WHAT THE TASK REQUIRES
Retype every row below without changing any character.

==============================

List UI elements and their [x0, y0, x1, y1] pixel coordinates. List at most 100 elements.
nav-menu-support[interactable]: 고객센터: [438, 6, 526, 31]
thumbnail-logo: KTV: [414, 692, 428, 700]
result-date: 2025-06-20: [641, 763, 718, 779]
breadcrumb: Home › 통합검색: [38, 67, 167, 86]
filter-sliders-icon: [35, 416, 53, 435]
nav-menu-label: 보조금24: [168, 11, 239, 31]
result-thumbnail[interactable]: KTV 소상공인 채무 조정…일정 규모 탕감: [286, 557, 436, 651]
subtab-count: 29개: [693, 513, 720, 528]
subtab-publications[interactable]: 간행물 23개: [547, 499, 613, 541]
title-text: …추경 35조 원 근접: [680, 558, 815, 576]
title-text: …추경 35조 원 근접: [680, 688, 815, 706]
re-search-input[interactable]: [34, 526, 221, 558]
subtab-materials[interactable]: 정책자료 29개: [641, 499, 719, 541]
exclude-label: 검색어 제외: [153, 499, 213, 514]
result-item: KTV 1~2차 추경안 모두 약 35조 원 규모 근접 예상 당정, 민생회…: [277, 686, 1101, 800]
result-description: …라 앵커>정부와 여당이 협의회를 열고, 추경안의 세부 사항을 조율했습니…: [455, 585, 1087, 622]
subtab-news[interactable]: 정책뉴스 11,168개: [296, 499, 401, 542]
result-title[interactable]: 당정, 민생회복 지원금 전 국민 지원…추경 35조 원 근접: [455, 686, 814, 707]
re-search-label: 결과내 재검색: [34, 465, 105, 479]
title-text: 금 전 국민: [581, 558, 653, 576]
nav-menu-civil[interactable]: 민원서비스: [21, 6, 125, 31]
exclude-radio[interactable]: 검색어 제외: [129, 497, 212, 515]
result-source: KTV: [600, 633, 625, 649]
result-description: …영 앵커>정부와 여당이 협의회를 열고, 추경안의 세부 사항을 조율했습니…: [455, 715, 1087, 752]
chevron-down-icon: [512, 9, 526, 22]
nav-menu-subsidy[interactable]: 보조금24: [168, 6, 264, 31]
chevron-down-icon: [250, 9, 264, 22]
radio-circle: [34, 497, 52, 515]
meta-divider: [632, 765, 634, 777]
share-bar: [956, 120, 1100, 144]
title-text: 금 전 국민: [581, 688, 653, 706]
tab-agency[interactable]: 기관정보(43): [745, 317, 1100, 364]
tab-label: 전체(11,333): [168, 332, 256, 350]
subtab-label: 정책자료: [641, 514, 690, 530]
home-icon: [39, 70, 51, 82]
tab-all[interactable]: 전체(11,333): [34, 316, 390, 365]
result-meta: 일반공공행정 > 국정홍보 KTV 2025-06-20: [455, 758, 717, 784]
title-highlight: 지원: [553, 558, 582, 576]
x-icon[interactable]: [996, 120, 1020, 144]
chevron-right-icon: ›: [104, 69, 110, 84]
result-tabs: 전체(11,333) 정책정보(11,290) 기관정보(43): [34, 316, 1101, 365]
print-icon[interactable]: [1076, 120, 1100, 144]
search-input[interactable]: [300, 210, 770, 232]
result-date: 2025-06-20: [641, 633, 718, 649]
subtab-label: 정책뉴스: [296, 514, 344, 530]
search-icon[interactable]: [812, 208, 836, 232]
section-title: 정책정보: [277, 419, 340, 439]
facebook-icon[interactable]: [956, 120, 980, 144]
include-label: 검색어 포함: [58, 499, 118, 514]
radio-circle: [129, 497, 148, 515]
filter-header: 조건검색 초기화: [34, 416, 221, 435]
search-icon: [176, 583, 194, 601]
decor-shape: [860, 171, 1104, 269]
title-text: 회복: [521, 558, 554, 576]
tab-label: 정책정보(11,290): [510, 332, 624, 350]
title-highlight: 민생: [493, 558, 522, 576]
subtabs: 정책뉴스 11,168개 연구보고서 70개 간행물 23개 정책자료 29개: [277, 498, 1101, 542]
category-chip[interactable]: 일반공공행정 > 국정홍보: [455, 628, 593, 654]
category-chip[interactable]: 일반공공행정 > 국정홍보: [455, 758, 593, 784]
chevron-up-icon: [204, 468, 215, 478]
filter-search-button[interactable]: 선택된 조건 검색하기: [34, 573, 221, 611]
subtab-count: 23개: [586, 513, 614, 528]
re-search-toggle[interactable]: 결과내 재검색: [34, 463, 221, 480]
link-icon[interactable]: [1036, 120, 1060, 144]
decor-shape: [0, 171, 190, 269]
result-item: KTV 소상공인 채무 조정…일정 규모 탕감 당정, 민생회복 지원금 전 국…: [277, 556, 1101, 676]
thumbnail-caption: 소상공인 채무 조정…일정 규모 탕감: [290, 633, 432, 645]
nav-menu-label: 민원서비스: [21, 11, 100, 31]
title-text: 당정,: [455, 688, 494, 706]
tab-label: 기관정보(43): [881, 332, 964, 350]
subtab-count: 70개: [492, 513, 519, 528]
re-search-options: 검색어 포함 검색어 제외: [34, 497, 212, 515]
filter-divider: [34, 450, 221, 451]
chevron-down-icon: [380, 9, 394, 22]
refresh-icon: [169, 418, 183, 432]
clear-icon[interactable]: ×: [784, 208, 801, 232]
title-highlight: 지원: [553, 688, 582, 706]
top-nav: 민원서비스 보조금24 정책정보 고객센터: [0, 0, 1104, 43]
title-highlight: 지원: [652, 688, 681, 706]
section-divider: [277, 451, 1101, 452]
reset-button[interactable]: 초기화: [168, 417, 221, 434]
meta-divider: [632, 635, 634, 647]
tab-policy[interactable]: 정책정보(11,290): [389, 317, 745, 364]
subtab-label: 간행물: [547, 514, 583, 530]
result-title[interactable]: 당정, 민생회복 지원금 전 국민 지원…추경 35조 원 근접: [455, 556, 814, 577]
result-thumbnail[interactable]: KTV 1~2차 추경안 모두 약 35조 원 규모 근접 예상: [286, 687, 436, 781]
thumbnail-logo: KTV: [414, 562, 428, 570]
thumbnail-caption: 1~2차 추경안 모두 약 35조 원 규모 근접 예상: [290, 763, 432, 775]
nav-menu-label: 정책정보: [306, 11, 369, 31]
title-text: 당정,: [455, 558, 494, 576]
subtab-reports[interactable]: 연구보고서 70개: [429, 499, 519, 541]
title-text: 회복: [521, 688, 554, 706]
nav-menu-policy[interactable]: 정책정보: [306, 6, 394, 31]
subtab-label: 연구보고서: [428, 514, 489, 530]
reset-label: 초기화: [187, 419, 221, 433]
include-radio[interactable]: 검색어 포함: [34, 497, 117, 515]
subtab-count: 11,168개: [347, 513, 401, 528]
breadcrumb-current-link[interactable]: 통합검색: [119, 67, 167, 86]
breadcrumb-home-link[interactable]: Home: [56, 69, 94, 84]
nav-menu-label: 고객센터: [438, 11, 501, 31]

==============================

WRITTEN RESPONSE
List UI elements and their [x0, y0, x1, y1] pixel coordinates. List at most 100 elements.
nav-menu-support[interactable]: 고객센터: [438, 6, 526, 31]
thumbnail-logo: KTV: [414, 692, 428, 700]
result-date: 2025-06-20: [641, 763, 718, 779]
breadcrumb: Home › 통합검색: [38, 67, 167, 86]
filter-sliders-icon: [35, 416, 53, 435]
nav-menu-label: 보조금24: [168, 11, 239, 31]
result-thumbnail[interactable]: KTV 소상공인 채무 조정…일정 규모 탕감: [286, 557, 436, 651]
subtab-count: 29개: [693, 513, 720, 528]
subtab-publications[interactable]: 간행물 23개: [547, 499, 613, 541]
title-text: …추경 35조 원 근접: [680, 558, 815, 576]
title-text: …추경 35조 원 근접: [680, 688, 815, 706]
re-search-input[interactable]: [34, 526, 221, 558]
subtab-materials[interactable]: 정책자료 29개: [641, 499, 719, 541]
exclude-label: 검색어 제외: [153, 499, 213, 514]
result-item: KTV 1~2차 추경안 모두 약 35조 원 규모 근접 예상 당정, 민생회…: [277, 686, 1101, 800]
result-description: …라 앵커>정부와 여당이 협의회를 열고, 추경안의 세부 사항을 조율했습니…: [455, 585, 1087, 622]
subtab-news[interactable]: 정책뉴스 11,168개: [296, 499, 401, 542]
result-title[interactable]: 당정, 민생회복 지원금 전 국민 지원…추경 35조 원 근접: [455, 686, 814, 707]
re-search-label: 결과내 재검색: [34, 465, 105, 479]
title-text: 금 전 국민: [581, 558, 653, 576]
nav-menu-civil[interactable]: 민원서비스: [21, 6, 125, 31]
exclude-radio[interactable]: 검색어 제외: [129, 497, 212, 515]
result-source: KTV: [600, 633, 625, 649]
result-description: …영 앵커>정부와 여당이 협의회를 열고, 추경안의 세부 사항을 조율했습니…: [455, 715, 1087, 752]
chevron-down-icon: [512, 9, 526, 22]
nav-menu-subsidy[interactable]: 보조금24: [168, 6, 264, 31]
chevron-down-icon: [250, 9, 264, 22]
radio-circle: [34, 497, 52, 515]
meta-divider: [632, 765, 634, 777]
share-bar: [956, 120, 1100, 144]
title-text: 금 전 국민: [581, 688, 653, 706]
tab-agency[interactable]: 기관정보(43): [745, 317, 1100, 364]
tab-label: 전체(11,333): [168, 332, 256, 350]
subtab-label: 정책자료: [641, 514, 690, 530]
home-icon: [39, 70, 51, 82]
tab-all[interactable]: 전체(11,333): [34, 316, 390, 365]
result-meta: 일반공공행정 > 국정홍보 KTV 2025-06-20: [455, 758, 717, 784]
title-highlight: 지원: [553, 558, 582, 576]
x-icon[interactable]: [996, 120, 1020, 144]
chevron-right-icon: ›: [104, 69, 110, 84]
result-tabs: 전체(11,333) 정책정보(11,290) 기관정보(43): [34, 316, 1101, 365]
print-icon[interactable]: [1076, 120, 1100, 144]
search-input[interactable]: [300, 210, 770, 232]
result-date: 2025-06-20: [641, 633, 718, 649]
subtab-label: 정책뉴스: [296, 514, 344, 530]
search-icon[interactable]: [812, 208, 836, 232]
section-title: 정책정보: [277, 419, 340, 439]
facebook-icon[interactable]: [956, 120, 980, 144]
include-label: 검색어 포함: [58, 499, 118, 514]
radio-circle: [129, 497, 148, 515]
filter-header: 조건검색 초기화: [34, 416, 221, 435]
search-icon: [176, 583, 194, 601]
decor-shape: [860, 171, 1104, 269]
title-text: 회복: [521, 558, 554, 576]
tab-label: 정책정보(11,290): [510, 332, 624, 350]
title-highlight: 민생: [493, 558, 522, 576]
subtabs: 정책뉴스 11,168개 연구보고서 70개 간행물 23개 정책자료 29개: [277, 498, 1101, 542]
category-chip[interactable]: 일반공공행정 > 국정홍보: [455, 628, 593, 654]
category-chip[interactable]: 일반공공행정 > 국정홍보: [455, 758, 593, 784]
chevron-up-icon: [204, 468, 215, 478]
filter-search-button[interactable]: 선택된 조건 검색하기: [34, 573, 221, 611]
subtab-count: 23개: [586, 513, 614, 528]
re-search-toggle[interactable]: 결과내 재검색: [34, 463, 221, 480]
link-icon[interactable]: [1036, 120, 1060, 144]
decor-shape: [0, 171, 190, 269]
result-item: KTV 소상공인 채무 조정…일정 규모 탕감 당정, 민생회복 지원금 전 국…: [277, 556, 1101, 676]
thumbnail-caption: 소상공인 채무 조정…일정 규모 탕감: [290, 633, 432, 645]
nav-menu-label: 민원서비스: [21, 11, 100, 31]
title-text: 당정,: [455, 688, 494, 706]
tab-label: 기관정보(43): [881, 332, 964, 350]
subtab-count: 70개: [492, 513, 519, 528]
re-search-options: 검색어 포함 검색어 제외: [34, 497, 212, 515]
filter-divider: [34, 450, 221, 451]
chevron-down-icon: [380, 9, 394, 22]
refresh-icon: [169, 418, 183, 432]
clear-icon[interactable]: ×: [784, 208, 801, 232]
title-highlight: 지원: [553, 688, 582, 706]
top-nav: 민원서비스 보조금24 정책정보 고객센터: [0, 0, 1104, 43]
title-highlight: 지원: [652, 688, 681, 706]
section-divider: [277, 451, 1101, 452]
reset-button[interactable]: 초기화: [168, 417, 221, 434]
meta-divider: [632, 635, 634, 647]
tab-policy[interactable]: 정책정보(11,290): [389, 317, 745, 364]
subtab-label: 간행물: [547, 514, 583, 530]
result-title[interactable]: 당정, 민생회복 지원금 전 국민 지원…추경 35조 원 근접: [455, 556, 814, 577]
result-thumbnail[interactable]: KTV 1~2차 추경안 모두 약 35조 원 규모 근접 예상: [286, 687, 436, 781]
thumbnail-logo: KTV: [414, 562, 428, 570]
thumbnail-caption: 1~2차 추경안 모두 약 35조 원 규모 근접 예상: [290, 763, 432, 775]
nav-menu-label: 정책정보: [306, 11, 369, 31]
title-text: 당정,: [455, 558, 494, 576]
subtab-reports[interactable]: 연구보고서 70개: [429, 499, 519, 541]
title-text: 회복: [521, 688, 554, 706]
nav-menu-policy[interactable]: 정책정보: [306, 6, 394, 31]
subtab-label: 연구보고서: [428, 514, 489, 530]
reset-label: 초기화: [187, 419, 221, 433]
include-radio[interactable]: 검색어 포함: [34, 497, 117, 515]
subtab-count: 11,168개: [347, 513, 401, 528]
breadcrumb-current-link[interactable]: 통합검색: [119, 67, 167, 86]
breadcrumb-home-link[interactable]: Home: [56, 69, 94, 84]
nav-menu-label: 고객센터: [438, 11, 501, 31]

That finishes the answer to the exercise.